**Jobs:**
**1)** Retype the portion of the share placement announcement that opens with the words containing "The sale will" and closes with "to the Transaction.".
**2)** Answer these questions from the share placement announcement:
(a) How many ordinary shares in SASA are being placed?
(b) Which bank is appointed as sole global coordinator and bookrunner?
(c) What is Erdemoğlu's expected direct shareholding in SASA after the Transaction is completed?

**Excerpt:**

************

Erdemoğlu Holding A.Ş. ("Erdemoğlu") announces the launch of the placement of 1,450,000,000 ordinary shares in SASA Polyester Sanayi A.Ş. ("SASA") (the "Shares") representing approximately 3.3% of the issued share capital of SASA (the "Transaction").
The sale will be made by way of a placement to qualified institutional investors residing in and outside of Türkiye, with the final terms including the price per share to be determined through the accelerated bookbuilding process which will commence immediately. Erdemoğlu reserves the right to change the terms and timing of the Transaction at any time. SASA will not receive any proceeds from the Transaction.
HSBC Bank plc ("HSBC") is appointed as sole global coordinator and bookrunner in relation to the Transaction.
In order to facilitate the settlement of the Transaction as a wholesale transaction (toptan alım satım işlemi), HSBC Yatırım Menkul Değerler A.Ş. will apply to Borsa Istanbul A.Ş. (the "BIST") on 1 October 2025. Subject to the timing of the approval of BIST, the trade relating to the Transaction is expected to be effected on 2 October 2025, and is expected to settle as wholesale transaction (toptan alım satım işlemi) on 6 October 2025. As of today, the shares subject to the Transaction are not in tradeable form, and the conversion process to render such shares tradable on BIST is expected to be completed as of the date of the wholesale transaction.
Erdemoğlu currently holds directly approximately 60.4% of the issued share capital of SASA and approximately 13.2% indirectly (through those shares held by Erdemoğlu Global Gayrimenkul A.Ş.) and following the successful completion of the Transaction, its expected direct shareholding interest in SASA will be approximately 57.1%.

************

**Data excerpt:**

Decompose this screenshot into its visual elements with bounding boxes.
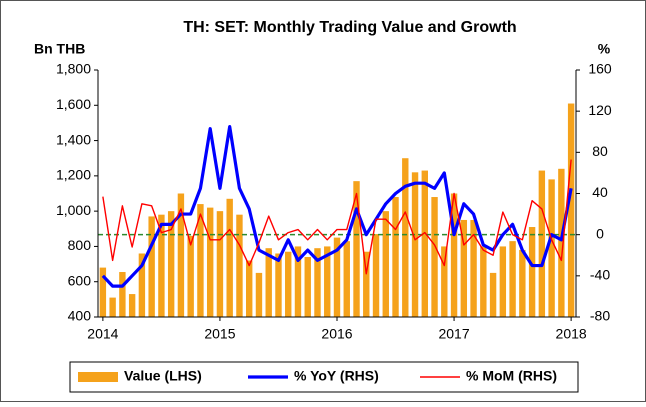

************

**Task-by-task solutions:**
**1)**
The sale will be made by way of a placement to qualified institutional investors residing in and outside of Türkiye, with the final terms including the price per share to be determined through the accelerated bookbuilding process which will commence immediately. Erdemoğlu reserves the right to change the terms and timing of the Transaction at any time. SASA will not receive any proceeds from the Transaction.
HSBC Bank plc ("HSBC") is appointed as sole global coordinator and bookrunner in relation to the Transaction.

**2)**
(a) 1,450,000,000
(b) HSBC Bank plc
(c) Approximately 57.1%